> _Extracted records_
-- -- --

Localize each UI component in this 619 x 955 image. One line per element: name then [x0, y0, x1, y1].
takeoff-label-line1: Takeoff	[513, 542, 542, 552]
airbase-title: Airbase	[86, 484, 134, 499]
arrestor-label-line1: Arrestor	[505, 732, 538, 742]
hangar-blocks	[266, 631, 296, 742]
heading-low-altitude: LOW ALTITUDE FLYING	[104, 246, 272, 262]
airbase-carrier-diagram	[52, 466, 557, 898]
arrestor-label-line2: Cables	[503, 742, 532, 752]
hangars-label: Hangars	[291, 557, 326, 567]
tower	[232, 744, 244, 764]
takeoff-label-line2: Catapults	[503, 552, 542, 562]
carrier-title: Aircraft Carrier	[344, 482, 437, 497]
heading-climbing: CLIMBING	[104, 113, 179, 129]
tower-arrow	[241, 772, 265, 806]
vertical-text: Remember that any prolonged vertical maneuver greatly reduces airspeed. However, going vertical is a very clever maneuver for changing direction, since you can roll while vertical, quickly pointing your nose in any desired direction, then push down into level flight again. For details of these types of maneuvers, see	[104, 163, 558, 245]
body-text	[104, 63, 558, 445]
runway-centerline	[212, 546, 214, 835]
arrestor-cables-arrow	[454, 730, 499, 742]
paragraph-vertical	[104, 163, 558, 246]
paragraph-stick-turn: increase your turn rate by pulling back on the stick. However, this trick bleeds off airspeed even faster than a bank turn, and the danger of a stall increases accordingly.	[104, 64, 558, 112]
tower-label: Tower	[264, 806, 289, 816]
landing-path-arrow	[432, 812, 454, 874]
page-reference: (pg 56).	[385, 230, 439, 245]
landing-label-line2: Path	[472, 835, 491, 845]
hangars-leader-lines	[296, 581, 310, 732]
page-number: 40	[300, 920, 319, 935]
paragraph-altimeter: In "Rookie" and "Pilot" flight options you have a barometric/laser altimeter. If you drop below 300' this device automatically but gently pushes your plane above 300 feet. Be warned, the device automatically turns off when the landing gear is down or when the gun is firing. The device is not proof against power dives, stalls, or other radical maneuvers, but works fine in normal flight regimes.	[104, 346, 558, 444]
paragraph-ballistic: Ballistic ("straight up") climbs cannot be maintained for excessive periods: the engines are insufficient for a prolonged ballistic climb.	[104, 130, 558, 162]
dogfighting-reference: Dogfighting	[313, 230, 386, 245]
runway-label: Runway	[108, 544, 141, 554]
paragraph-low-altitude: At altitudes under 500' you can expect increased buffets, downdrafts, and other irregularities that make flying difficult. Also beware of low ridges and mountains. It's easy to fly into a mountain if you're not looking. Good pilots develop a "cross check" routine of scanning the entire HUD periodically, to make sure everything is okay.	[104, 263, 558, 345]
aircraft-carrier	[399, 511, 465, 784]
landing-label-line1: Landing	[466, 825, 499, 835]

-- -- --

> _Work to complete_
Reproduce every line of the listing above word for word, keeping the original order.

> _Exercise output_
Localize each UI component in this 619 x 955 image. One line per element: name then [x0, y0, x1, y1].
takeoff-label-line1: Takeoff	[513, 542, 542, 552]
airbase-title: Airbase	[86, 484, 134, 499]
arrestor-label-line1: Arrestor	[505, 732, 538, 742]
hangar-blocks	[266, 631, 296, 742]
heading-low-altitude: LOW ALTITUDE FLYING	[104, 246, 272, 262]
airbase-carrier-diagram	[52, 466, 557, 898]
arrestor-label-line2: Cables	[503, 742, 532, 752]
hangars-label: Hangars	[291, 557, 326, 567]
tower	[232, 744, 244, 764]
takeoff-label-line2: Catapults	[503, 552, 542, 562]
carrier-title: Aircraft Carrier	[344, 482, 437, 497]
heading-climbing: CLIMBING	[104, 113, 179, 129]
tower-arrow	[241, 772, 265, 806]
vertical-text: Remember that any prolonged vertical maneuver greatly reduces airspeed. However, going vertical is a very clever maneuver for changing direction, since you can roll while vertical, quickly pointing your nose in any desired direction, then push down into level flight again. For details of these types of maneuvers, see	[104, 163, 558, 245]
body-text	[104, 63, 558, 445]
runway-centerline	[212, 546, 214, 835]
arrestor-cables-arrow	[454, 730, 499, 742]
paragraph-vertical	[104, 163, 558, 246]
paragraph-stick-turn: increase your turn rate by pulling back on the stick. However, this trick bleeds off airspeed even faster than a bank turn, and the danger of a stall increases accordingly.	[104, 64, 558, 112]
tower-label: Tower	[264, 806, 289, 816]
landing-path-arrow	[432, 812, 454, 874]
page-reference: (pg 56).	[385, 230, 439, 245]
landing-label-line2: Path	[472, 835, 491, 845]
hangars-leader-lines	[296, 581, 310, 732]
page-number: 40	[300, 920, 319, 935]
paragraph-altimeter: In "Rookie" and "Pilot" flight options you have a barometric/laser altimeter. If you drop below 300' this device automatically but gently pushes your plane above 300 feet. Be warned, the device automatically turns off when the landing gear is down or when the gun is firing. The device is not proof against power dives, stalls, or other radical maneuvers, but works fine in normal flight regimes.	[104, 346, 558, 444]
paragraph-ballistic: Ballistic ("straight up") climbs cannot be maintained for excessive periods: the engines are insufficient for a prolonged ballistic climb.	[104, 130, 558, 162]
dogfighting-reference: Dogfighting	[313, 230, 386, 245]
runway-label: Runway	[108, 544, 141, 554]
paragraph-low-altitude: At altitudes under 500' you can expect increased buffets, downdrafts, and other irregularities that make flying difficult. Also beware of low ridges and mountains. It's easy to fly into a mountain if you're not looking. Good pilots develop a "cross check" routine of scanning the entire HUD periodically, to make sure everything is okay.	[104, 263, 558, 345]
aircraft-carrier	[399, 511, 465, 784]
landing-label-line1: Landing	[466, 825, 499, 835]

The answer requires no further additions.